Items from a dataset
★ ★ ★ ★ ★

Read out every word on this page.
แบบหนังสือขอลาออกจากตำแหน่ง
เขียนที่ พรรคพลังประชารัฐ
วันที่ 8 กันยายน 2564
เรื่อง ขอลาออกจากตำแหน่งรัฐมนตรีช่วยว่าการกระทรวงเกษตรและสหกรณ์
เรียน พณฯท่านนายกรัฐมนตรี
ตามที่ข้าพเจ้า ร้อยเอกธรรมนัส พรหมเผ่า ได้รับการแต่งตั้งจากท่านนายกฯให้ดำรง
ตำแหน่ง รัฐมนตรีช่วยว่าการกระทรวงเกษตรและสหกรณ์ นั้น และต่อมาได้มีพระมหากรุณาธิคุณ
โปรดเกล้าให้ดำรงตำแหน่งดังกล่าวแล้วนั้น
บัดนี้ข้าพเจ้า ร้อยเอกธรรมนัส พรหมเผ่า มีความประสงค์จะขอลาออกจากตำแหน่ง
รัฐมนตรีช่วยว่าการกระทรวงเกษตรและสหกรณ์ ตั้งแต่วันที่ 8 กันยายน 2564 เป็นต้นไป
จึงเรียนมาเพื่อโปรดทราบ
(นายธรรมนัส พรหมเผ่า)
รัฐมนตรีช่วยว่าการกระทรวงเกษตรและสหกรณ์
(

★ ★ ★ ★ ★

Set down every record above exactly as given.

Read out every word on this page.
แบบหนังสือขอลาออกจากตำแหน่ง
เขียนที่ พรรคพลังประชารัฐ
วันที่ 8 กันยายน 2564
เรื่อง ขอลาออกจากตำแหน่งรัฐมนตรีช่วยว่าการกระทรวงเกษตรและสหกรณ์
เรียน พณฯท่านนายกรัฐมนตรี
ตามที่ข้าพเจ้า ร้อยเอกธรรมนัส พรหมเผ่า ได้รับการแต่งตั้งจากท่านนายกฯให้ดำรง
ตำแหน่ง รัฐมนตรีช่วยว่าการกระทรวงเกษตรและสหกรณ์ นั้น และต่อมาได้มีพระมหากรุณาธิคุณ
โปรดเกล้าให้ดำรงตำแหน่งดังกล่าวแล้วนั้น
บัดนี้ข้าพเจ้า ร้อยเอกธรรมนัส พรหมเผ่า มีความประสงค์จะขอลาออกจากตำแหน่ง
รัฐมนตรีช่วยว่าการกระทรวงเกษตรและสหกรณ์ ตั้งแต่วันที่ 8 กันยายน 2564 เป็นต้นไป
จึงเรียนมาเพื่อโปรดทราบ
(นายธรรมนัส พรหมเผ่า)
รัฐมนตรีช่วยว่าการกระทรวงเกษตรและสหกรณ์
(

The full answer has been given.